# Stated problem:
Word for word, give the material below again, minus any images.

# Supplied records:
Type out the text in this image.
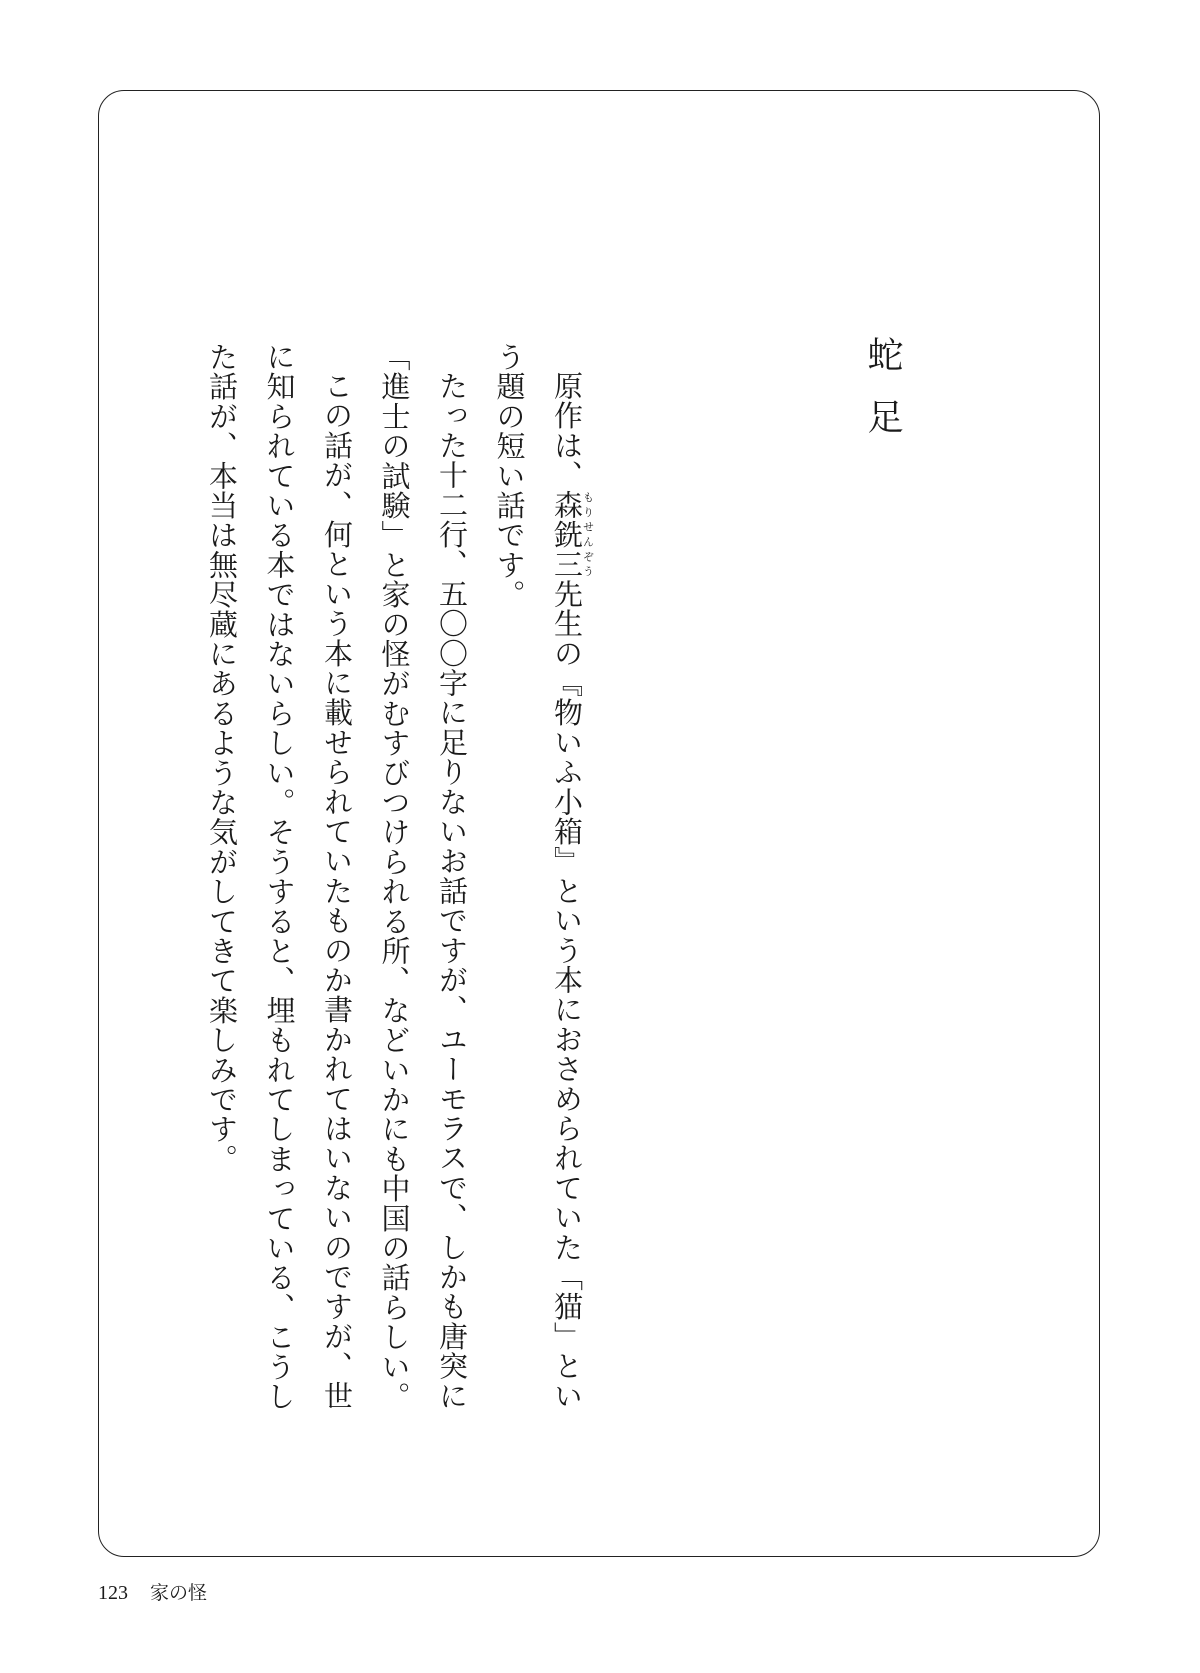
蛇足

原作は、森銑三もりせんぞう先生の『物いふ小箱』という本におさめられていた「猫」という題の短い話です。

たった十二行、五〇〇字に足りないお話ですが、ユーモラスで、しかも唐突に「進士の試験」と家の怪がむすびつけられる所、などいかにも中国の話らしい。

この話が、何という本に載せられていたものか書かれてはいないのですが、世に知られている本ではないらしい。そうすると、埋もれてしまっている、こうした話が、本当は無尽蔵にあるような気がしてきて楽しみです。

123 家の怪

# Result:
Type out the text in this image.
蛇足

原作は、森銑三もりせんぞう先生の『物いふ小箱』という本におさめられていた「猫」という題の短い話です。

たった十二行、五〇〇字に足りないお話ですが、ユーモラスで、しかも唐突に「進士の試験」と家の怪がむすびつけられる所、などいかにも中国の話らしい。

この話が、何という本に載せられていたものか書かれてはいないのですが、世に知られている本ではないらしい。そうすると、埋もれてしまっている、こうした話が、本当は無尽蔵にあるような気がしてきて楽しみです。

123 家の怪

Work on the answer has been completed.